[Raw records]
>> begin
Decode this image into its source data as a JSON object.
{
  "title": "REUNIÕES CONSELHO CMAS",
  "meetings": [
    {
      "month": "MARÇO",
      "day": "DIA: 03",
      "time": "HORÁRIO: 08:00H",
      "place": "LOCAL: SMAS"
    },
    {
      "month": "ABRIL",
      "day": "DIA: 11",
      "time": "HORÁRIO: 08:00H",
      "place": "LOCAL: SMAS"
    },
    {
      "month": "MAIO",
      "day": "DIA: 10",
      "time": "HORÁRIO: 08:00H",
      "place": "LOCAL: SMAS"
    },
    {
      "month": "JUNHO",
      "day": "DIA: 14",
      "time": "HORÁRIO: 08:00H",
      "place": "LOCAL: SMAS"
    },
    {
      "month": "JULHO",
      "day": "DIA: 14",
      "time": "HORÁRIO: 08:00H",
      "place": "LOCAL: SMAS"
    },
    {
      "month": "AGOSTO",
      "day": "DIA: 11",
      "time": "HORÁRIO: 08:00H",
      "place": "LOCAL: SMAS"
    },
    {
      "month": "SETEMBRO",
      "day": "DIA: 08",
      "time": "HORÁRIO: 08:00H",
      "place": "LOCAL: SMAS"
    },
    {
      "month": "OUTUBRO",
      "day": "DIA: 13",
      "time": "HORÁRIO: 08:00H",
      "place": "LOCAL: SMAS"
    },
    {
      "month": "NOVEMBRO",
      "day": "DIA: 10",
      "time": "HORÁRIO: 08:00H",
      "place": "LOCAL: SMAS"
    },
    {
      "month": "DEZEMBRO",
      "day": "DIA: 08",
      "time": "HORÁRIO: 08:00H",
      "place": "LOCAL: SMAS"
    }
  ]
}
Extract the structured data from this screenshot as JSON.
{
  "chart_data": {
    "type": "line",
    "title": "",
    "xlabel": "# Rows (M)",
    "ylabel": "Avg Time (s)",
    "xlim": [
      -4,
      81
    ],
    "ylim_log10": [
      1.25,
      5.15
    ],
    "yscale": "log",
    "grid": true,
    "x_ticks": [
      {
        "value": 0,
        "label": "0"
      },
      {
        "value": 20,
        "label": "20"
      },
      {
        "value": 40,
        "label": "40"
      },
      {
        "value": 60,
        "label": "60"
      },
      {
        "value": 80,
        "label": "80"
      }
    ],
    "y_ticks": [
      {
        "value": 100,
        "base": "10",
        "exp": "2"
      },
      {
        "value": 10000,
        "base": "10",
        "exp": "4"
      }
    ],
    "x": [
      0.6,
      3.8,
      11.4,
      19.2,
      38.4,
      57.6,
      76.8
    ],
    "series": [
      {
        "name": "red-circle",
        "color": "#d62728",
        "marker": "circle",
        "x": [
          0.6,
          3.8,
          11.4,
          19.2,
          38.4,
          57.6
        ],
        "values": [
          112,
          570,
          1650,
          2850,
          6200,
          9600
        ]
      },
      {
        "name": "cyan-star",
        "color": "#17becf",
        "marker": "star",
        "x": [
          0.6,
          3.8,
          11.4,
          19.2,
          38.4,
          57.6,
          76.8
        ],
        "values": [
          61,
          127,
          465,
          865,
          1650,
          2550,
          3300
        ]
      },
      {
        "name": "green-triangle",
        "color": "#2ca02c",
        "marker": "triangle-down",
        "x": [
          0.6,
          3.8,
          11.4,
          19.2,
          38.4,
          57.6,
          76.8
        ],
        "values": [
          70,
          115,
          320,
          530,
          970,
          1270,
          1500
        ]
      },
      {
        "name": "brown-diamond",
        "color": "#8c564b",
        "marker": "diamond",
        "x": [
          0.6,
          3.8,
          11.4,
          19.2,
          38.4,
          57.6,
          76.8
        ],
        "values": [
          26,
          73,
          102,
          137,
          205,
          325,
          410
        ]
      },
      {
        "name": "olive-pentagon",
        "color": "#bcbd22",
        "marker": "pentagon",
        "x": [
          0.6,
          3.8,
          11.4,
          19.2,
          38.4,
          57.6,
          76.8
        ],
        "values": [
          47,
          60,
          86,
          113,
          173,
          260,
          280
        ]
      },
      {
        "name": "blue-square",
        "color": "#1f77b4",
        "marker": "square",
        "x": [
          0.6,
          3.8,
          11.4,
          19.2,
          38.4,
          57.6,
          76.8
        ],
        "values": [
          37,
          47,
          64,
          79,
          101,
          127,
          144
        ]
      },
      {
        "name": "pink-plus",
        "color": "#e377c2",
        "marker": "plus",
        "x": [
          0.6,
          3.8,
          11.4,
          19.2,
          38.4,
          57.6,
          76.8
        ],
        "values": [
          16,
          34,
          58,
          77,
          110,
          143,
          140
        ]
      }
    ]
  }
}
>> end
For the listing above, give the number of lines in which the string "this" occurs, and nothing else.

2